======== Records for this exercise
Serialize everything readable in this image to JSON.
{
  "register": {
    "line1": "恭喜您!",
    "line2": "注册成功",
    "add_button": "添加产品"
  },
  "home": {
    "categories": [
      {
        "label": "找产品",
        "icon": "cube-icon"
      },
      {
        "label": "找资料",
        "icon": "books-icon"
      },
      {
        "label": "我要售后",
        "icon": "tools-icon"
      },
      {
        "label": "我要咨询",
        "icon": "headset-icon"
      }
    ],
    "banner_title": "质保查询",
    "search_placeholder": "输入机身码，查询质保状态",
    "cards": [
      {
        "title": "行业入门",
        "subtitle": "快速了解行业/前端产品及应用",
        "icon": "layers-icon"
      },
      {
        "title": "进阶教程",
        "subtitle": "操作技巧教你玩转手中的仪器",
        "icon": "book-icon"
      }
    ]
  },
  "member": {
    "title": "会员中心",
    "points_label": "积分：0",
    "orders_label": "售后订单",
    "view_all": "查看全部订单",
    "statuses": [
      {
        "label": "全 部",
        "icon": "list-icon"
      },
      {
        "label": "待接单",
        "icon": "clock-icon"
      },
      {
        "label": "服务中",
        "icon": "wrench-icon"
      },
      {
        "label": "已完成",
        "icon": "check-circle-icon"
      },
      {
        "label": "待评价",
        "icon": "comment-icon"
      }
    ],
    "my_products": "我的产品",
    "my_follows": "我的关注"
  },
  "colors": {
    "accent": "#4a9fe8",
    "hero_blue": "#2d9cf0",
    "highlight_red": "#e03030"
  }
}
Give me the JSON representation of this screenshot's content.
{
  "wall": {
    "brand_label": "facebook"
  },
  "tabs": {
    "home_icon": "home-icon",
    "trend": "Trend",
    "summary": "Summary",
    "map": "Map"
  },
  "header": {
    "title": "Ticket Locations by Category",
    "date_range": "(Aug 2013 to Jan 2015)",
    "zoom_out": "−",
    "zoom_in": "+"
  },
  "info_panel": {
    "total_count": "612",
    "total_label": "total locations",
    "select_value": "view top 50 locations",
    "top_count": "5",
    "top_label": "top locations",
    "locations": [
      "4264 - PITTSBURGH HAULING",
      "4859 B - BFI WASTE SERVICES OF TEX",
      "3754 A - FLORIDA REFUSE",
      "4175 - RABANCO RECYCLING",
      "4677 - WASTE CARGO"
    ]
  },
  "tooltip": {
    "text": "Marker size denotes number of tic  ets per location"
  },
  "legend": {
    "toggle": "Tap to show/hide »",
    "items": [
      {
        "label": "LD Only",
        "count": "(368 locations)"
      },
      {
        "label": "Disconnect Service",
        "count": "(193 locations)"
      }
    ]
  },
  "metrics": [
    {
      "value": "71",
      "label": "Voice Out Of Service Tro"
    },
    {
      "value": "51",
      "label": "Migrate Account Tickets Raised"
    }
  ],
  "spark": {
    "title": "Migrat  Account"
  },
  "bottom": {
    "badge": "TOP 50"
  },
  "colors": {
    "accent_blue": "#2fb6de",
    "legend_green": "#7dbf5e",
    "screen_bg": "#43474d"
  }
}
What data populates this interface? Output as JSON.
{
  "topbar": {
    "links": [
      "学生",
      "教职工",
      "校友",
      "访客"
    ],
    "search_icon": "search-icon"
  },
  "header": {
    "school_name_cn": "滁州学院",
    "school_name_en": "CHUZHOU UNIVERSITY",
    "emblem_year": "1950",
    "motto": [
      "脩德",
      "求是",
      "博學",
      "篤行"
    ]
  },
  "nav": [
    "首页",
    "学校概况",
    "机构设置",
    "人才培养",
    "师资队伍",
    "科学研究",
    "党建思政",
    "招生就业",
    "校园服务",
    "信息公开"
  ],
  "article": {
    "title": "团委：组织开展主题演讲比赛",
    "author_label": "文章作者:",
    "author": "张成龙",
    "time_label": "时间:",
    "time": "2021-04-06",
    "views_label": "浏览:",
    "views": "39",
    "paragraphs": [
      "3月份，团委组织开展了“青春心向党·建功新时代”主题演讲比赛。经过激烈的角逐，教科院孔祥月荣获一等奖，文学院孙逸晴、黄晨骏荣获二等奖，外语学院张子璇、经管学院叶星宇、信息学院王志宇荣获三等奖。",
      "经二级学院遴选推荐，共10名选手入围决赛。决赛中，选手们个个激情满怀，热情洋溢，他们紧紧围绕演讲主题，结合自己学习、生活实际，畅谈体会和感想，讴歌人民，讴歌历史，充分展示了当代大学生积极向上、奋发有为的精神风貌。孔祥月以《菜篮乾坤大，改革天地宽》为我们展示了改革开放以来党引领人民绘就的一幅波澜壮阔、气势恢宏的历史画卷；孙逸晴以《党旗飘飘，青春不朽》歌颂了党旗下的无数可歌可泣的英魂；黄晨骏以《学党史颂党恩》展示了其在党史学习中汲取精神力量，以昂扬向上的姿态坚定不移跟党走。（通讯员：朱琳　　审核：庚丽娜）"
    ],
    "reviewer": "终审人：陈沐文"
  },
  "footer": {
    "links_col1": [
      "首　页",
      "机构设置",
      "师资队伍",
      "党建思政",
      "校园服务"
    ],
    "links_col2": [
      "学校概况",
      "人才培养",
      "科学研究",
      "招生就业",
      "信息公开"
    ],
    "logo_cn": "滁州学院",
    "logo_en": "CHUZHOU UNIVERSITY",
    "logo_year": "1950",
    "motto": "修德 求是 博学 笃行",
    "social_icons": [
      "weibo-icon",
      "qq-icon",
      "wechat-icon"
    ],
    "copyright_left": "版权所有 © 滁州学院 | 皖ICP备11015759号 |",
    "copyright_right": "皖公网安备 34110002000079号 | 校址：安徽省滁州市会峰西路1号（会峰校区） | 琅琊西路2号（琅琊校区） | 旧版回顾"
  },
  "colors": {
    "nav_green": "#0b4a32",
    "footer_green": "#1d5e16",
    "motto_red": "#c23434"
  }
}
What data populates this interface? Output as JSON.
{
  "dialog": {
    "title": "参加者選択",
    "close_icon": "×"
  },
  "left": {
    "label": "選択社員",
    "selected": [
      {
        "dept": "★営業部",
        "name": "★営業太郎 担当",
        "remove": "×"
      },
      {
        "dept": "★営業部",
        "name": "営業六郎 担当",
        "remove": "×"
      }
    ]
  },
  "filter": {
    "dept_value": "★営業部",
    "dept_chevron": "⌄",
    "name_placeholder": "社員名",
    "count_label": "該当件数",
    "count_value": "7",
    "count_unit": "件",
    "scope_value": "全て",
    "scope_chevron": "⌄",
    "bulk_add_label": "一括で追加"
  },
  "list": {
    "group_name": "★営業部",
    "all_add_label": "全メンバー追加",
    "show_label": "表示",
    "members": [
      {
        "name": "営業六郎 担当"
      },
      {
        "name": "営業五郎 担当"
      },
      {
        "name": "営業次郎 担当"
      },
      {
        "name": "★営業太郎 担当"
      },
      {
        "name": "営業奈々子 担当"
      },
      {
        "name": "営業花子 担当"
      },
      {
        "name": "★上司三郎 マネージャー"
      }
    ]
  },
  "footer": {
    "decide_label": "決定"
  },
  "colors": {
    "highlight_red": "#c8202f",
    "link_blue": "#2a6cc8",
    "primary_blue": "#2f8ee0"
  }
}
================
*What the task requires*: Return the listing above in full, character for character.

*Response to this task*:
Serialize everything readable in this image to JSON.
{
  "register": {
    "line1": "恭喜您!",
    "line2": "注册成功",
    "add_button": "添加产品"
  },
  "home": {
    "categories": [
      {
        "label": "找产品",
        "icon": "cube-icon"
      },
      {
        "label": "找资料",
        "icon": "books-icon"
      },
      {
        "label": "我要售后",
        "icon": "tools-icon"
      },
      {
        "label": "我要咨询",
        "icon": "headset-icon"
      }
    ],
    "banner_title": "质保查询",
    "search_placeholder": "输入机身码，查询质保状态",
    "cards": [
      {
        "title": "行业入门",
        "subtitle": "快速了解行业/前端产品及应用",
        "icon": "layers-icon"
      },
      {
        "title": "进阶教程",
        "subtitle": "操作技巧教你玩转手中的仪器",
        "icon": "book-icon"
      }
    ]
  },
  "member": {
    "title": "会员中心",
    "points_label": "积分：0",
    "orders_label": "售后订单",
    "view_all": "查看全部订单",
    "statuses": [
      {
        "label": "全 部",
        "icon": "list-icon"
      },
      {
        "label": "待接单",
        "icon": "clock-icon"
      },
      {
        "label": "服务中",
        "icon": "wrench-icon"
      },
      {
        "label": "已完成",
        "icon": "check-circle-icon"
      },
      {
        "label": "待评价",
        "icon": "comment-icon"
      }
    ],
    "my_products": "我的产品",
    "my_follows": "我的关注"
  },
  "colors": {
    "accent": "#4a9fe8",
    "hero_blue": "#2d9cf0",
    "highlight_red": "#e03030"
  }
}
Give me the JSON representation of this screenshot's content.
{
  "wall": {
    "brand_label": "facebook"
  },
  "tabs": {
    "home_icon": "home-icon",
    "trend": "Trend",
    "summary": "Summary",
    "map": "Map"
  },
  "header": {
    "title": "Ticket Locations by Category",
    "date_range": "(Aug 2013 to Jan 2015)",
    "zoom_out": "−",
    "zoom_in": "+"
  },
  "info_panel": {
    "total_count": "612",
    "total_label": "total locations",
    "select_value": "view top 50 locations",
    "top_count": "5",
    "top_label": "top locations",
    "locations": [
      "4264 - PITTSBURGH HAULING",
      "4859 B - BFI WASTE SERVICES OF TEX",
      "3754 A - FLORIDA REFUSE",
      "4175 - RABANCO RECYCLING",
      "4677 - WASTE CARGO"
    ]
  },
  "tooltip": {
    "text": "Marker size denotes number of tic  ets per location"
  },
  "legend": {
    "toggle": "Tap to show/hide »",
    "items": [
      {
        "label": "LD Only",
        "count": "(368 locations)"
      },
      {
        "label": "Disconnect Service",
        "count": "(193 locations)"
      }
    ]
  },
  "metrics": [
    {
      "value": "71",
      "label": "Voice Out Of Service Tro"
    },
    {
      "value": "51",
      "label": "Migrate Account Tickets Raised"
    }
  ],
  "spark": {
    "title": "Migrat  Account"
  },
  "bottom": {
    "badge": "TOP 50"
  },
  "colors": {
    "accent_blue": "#2fb6de",
    "legend_green": "#7dbf5e",
    "screen_bg": "#43474d"
  }
}
What data populates this interface? Output as JSON.
{
  "topbar": {
    "links": [
      "学生",
      "教职工",
      "校友",
      "访客"
    ],
    "search_icon": "search-icon"
  },
  "header": {
    "school_name_cn": "滁州学院",
    "school_name_en": "CHUZHOU UNIVERSITY",
    "emblem_year": "1950",
    "motto": [
      "脩德",
      "求是",
      "博學",
      "篤行"
    ]
  },
  "nav": [
    "首页",
    "学校概况",
    "机构设置",
    "人才培养",
    "师资队伍",
    "科学研究",
    "党建思政",
    "招生就业",
    "校园服务",
    "信息公开"
  ],
  "article": {
    "title": "团委：组织开展主题演讲比赛",
    "author_label": "文章作者:",
    "author": "张成龙",
    "time_label": "时间:",
    "time": "2021-04-06",
    "views_label": "浏览:",
    "views": "39",
    "paragraphs": [
      "3月份，团委组织开展了“青春心向党·建功新时代”主题演讲比赛。经过激烈的角逐，教科院孔祥月荣获一等奖，文学院孙逸晴、黄晨骏荣获二等奖，外语学院张子璇、经管学院叶星宇、信息学院王志宇荣获三等奖。",
      "经二级学院遴选推荐，共10名选手入围决赛。决赛中，选手们个个激情满怀，热情洋溢，他们紧紧围绕演讲主题，结合自己学习、生活实际，畅谈体会和感想，讴歌人民，讴歌历史，充分展示了当代大学生积极向上、奋发有为的精神风貌。孔祥月以《菜篮乾坤大，改革天地宽》为我们展示了改革开放以来党引领人民绘就的一幅波澜壮阔、气势恢宏的历史画卷；孙逸晴以《党旗飘飘，青春不朽》歌颂了党旗下的无数可歌可泣的英魂；黄晨骏以《学党史颂党恩》展示了其在党史学习中汲取精神力量，以昂扬向上的姿态坚定不移跟党走。（通讯员：朱琳　　审核：庚丽娜）"
    ],
    "reviewer": "终审人：陈沐文"
  },
  "footer": {
    "links_col1": [
      "首　页",
      "机构设置",
      "师资队伍",
      "党建思政",
      "校园服务"
    ],
    "links_col2": [
      "学校概况",
      "人才培养",
      "科学研究",
      "招生就业",
      "信息公开"
    ],
    "logo_cn": "滁州学院",
    "logo_en": "CHUZHOU UNIVERSITY",
    "logo_year": "1950",
    "motto": "修德 求是 博学 笃行",
    "social_icons": [
      "weibo-icon",
      "qq-icon",
      "wechat-icon"
    ],
    "copyright_left": "版权所有 © 滁州学院 | 皖ICP备11015759号 |",
    "copyright_right": "皖公网安备 34110002000079号 | 校址：安徽省滁州市会峰西路1号（会峰校区） | 琅琊西路2号（琅琊校区） | 旧版回顾"
  },
  "colors": {
    "nav_green": "#0b4a32",
    "footer_green": "#1d5e16",
    "motto_red": "#c23434"
  }
}
What data populates this interface? Output as JSON.
{
  "dialog": {
    "title": "参加者選択",
    "close_icon": "×"
  },
  "left": {
    "label": "選択社員",
    "selected": [
      {
        "dept": "★営業部",
        "name": "★営業太郎 担当",
        "remove": "×"
      },
      {
        "dept": "★営業部",
        "name": "営業六郎 担当",
        "remove": "×"
      }
    ]
  },
  "filter": {
    "dept_value": "★営業部",
    "dept_chevron": "⌄",
    "name_placeholder": "社員名",
    "count_label": "該当件数",
    "count_value": "7",
    "count_unit": "件",
    "scope_value": "全て",
    "scope_chevron": "⌄",
    "bulk_add_label": "一括で追加"
  },
  "list": {
    "group_name": "★営業部",
    "all_add_label": "全メンバー追加",
    "show_label": "表示",
    "members": [
      {
        "name": "営業六郎 担当"
      },
      {
        "name": "営業五郎 担当"
      },
      {
        "name": "営業次郎 担当"
      },
      {
        "name": "★営業太郎 担当"
      },
      {
        "name": "営業奈々子 担当"
      },
      {
        "name": "営業花子 担当"
      },
      {
        "name": "★上司三郎 マネージャー"
      }
    ]
  },
  "footer": {
    "decide_label": "決定"
  },
  "colors": {
    "highlight_red": "#c8202f",
    "link_blue": "#2a6cc8",
    "primary_blue": "#2f8ee0"
  }
}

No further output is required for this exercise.